→ **Brief**
Copy each line of the records that contains the word "GRANGE".
----
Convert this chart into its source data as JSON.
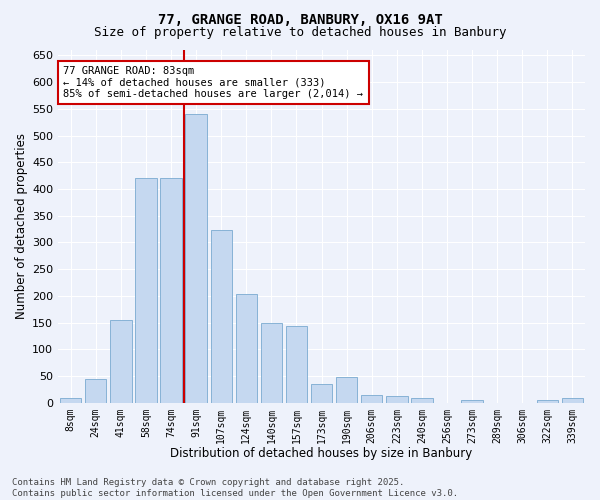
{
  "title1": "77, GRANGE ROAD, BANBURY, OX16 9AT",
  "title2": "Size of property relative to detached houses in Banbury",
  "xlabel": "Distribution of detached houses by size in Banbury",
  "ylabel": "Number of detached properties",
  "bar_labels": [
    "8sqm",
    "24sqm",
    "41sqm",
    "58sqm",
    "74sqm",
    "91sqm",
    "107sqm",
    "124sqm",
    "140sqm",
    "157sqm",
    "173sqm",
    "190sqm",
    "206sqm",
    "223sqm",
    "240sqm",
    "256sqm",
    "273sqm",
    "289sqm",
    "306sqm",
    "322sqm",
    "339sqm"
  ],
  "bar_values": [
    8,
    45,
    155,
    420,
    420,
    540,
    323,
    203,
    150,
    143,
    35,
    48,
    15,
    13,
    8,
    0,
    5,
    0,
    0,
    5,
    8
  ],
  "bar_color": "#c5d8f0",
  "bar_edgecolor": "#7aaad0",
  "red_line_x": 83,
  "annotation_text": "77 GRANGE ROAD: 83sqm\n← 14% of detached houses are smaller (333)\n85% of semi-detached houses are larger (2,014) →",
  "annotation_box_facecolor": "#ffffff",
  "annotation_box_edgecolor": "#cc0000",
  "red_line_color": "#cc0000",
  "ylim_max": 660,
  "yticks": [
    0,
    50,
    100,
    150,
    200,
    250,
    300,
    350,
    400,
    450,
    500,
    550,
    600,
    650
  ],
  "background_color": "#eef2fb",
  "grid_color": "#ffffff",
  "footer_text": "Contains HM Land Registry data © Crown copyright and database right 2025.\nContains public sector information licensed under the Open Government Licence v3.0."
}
----
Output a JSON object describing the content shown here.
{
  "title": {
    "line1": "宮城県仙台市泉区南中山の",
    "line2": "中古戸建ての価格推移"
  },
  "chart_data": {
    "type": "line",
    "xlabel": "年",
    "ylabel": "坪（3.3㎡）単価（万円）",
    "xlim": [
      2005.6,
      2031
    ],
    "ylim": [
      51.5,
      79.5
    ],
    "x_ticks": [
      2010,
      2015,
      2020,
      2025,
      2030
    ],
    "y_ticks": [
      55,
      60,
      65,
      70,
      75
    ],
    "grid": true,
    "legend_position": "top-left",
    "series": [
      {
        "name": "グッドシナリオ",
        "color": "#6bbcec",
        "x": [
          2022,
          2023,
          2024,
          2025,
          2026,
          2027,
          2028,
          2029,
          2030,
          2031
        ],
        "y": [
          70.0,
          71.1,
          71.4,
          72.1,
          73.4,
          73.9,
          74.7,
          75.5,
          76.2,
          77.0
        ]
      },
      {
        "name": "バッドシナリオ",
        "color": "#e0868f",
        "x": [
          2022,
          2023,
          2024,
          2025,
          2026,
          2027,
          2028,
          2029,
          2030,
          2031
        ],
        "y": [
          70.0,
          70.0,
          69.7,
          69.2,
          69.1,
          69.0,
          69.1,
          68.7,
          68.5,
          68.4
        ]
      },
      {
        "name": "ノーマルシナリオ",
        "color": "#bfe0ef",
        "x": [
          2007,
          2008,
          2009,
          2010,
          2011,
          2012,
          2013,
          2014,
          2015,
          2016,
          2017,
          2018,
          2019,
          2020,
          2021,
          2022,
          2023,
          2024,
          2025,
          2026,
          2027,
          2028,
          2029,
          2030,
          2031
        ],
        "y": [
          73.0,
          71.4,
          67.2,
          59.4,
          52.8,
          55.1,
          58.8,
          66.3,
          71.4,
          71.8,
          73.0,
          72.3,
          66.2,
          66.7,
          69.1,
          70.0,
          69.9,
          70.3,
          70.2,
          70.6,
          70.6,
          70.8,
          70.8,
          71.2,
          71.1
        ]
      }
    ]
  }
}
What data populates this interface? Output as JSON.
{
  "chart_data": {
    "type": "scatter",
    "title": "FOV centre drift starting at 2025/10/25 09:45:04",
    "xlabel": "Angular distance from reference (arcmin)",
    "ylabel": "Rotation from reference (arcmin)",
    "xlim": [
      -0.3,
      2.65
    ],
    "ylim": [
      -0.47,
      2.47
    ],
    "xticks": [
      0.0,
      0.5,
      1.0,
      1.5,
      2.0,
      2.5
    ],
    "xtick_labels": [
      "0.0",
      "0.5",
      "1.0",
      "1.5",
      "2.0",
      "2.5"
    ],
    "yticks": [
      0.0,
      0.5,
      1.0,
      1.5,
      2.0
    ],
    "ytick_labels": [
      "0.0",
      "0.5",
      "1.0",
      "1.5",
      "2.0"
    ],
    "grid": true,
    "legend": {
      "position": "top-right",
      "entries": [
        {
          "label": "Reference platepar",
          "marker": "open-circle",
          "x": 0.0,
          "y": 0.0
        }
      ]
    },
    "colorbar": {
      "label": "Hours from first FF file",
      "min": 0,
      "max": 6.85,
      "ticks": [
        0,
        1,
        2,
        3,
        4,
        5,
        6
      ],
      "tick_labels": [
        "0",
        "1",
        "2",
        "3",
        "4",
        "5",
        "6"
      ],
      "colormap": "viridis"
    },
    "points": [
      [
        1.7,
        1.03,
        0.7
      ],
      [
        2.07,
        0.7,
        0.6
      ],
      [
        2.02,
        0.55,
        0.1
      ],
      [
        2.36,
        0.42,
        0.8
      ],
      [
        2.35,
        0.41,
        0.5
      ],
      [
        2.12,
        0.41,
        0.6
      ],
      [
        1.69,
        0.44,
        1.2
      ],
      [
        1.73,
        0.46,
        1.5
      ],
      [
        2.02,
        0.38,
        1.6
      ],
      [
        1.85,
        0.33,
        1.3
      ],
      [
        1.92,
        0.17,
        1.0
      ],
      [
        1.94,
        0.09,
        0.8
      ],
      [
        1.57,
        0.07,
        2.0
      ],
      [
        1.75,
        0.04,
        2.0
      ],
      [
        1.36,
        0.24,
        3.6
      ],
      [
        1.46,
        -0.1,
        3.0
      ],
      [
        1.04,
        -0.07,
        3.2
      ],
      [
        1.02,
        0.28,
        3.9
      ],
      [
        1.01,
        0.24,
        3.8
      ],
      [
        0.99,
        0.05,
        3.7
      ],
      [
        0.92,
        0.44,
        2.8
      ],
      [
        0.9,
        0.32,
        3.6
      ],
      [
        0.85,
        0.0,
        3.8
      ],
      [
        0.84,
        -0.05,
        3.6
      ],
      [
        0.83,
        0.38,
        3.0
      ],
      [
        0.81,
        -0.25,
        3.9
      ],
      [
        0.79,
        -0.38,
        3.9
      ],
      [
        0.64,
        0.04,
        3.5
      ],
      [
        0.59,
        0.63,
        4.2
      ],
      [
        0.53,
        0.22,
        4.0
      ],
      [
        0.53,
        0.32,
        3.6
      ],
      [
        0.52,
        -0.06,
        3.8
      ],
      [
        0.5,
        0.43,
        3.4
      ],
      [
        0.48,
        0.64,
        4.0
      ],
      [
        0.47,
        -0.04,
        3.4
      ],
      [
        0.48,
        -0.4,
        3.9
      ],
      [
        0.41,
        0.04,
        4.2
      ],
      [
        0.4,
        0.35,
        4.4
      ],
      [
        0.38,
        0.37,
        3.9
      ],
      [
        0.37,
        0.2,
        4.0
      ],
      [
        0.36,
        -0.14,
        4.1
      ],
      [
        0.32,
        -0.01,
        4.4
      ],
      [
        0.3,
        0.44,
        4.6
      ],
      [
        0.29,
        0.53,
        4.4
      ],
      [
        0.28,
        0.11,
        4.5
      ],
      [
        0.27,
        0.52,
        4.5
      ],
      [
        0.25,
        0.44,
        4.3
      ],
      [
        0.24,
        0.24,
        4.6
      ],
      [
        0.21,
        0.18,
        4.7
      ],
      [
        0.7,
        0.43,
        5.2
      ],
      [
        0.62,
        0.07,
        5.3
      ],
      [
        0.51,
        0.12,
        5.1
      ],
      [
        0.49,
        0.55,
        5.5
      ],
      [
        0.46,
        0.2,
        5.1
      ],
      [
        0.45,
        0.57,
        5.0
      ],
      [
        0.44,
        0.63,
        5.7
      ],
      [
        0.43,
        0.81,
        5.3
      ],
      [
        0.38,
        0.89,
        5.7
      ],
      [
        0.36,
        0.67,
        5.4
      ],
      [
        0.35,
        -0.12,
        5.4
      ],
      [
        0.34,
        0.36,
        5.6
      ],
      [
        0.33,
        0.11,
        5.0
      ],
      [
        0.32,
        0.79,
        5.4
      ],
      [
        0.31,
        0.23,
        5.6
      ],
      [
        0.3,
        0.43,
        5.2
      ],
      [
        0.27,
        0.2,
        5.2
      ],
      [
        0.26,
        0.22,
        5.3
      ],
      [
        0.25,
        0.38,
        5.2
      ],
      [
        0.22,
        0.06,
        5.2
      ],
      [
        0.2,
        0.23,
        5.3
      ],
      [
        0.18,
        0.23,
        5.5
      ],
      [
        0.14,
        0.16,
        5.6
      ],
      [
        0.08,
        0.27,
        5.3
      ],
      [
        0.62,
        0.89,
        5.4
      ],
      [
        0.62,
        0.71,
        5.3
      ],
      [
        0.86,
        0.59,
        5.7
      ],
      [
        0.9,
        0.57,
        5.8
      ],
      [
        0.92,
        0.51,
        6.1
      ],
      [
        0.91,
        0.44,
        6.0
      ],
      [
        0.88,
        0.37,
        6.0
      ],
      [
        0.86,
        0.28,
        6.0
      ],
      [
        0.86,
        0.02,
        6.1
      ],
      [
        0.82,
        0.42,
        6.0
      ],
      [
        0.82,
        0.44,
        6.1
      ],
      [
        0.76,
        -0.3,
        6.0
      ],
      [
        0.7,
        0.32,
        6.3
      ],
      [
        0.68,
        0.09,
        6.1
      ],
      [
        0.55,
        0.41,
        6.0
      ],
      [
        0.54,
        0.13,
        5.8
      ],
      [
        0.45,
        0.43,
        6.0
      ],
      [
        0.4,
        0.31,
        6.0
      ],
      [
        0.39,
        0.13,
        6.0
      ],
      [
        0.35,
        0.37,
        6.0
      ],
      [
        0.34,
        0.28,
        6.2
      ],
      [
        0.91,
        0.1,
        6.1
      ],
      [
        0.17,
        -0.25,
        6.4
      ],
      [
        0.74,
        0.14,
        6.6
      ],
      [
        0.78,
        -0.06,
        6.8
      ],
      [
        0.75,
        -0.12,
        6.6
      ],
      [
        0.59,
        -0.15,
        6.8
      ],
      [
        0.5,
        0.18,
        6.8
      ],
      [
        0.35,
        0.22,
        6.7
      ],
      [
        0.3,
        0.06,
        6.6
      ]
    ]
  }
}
----
→ **Result for this task**
  "title1": "77, GRANGE ROAD, BANBURY, OX16 9AT",
  "annotation_text": "77 GRANGE ROAD: 83sqm\n← 14% of detached houses are smaller (333)\n85% of semi-detached houses are larger (2,014) →",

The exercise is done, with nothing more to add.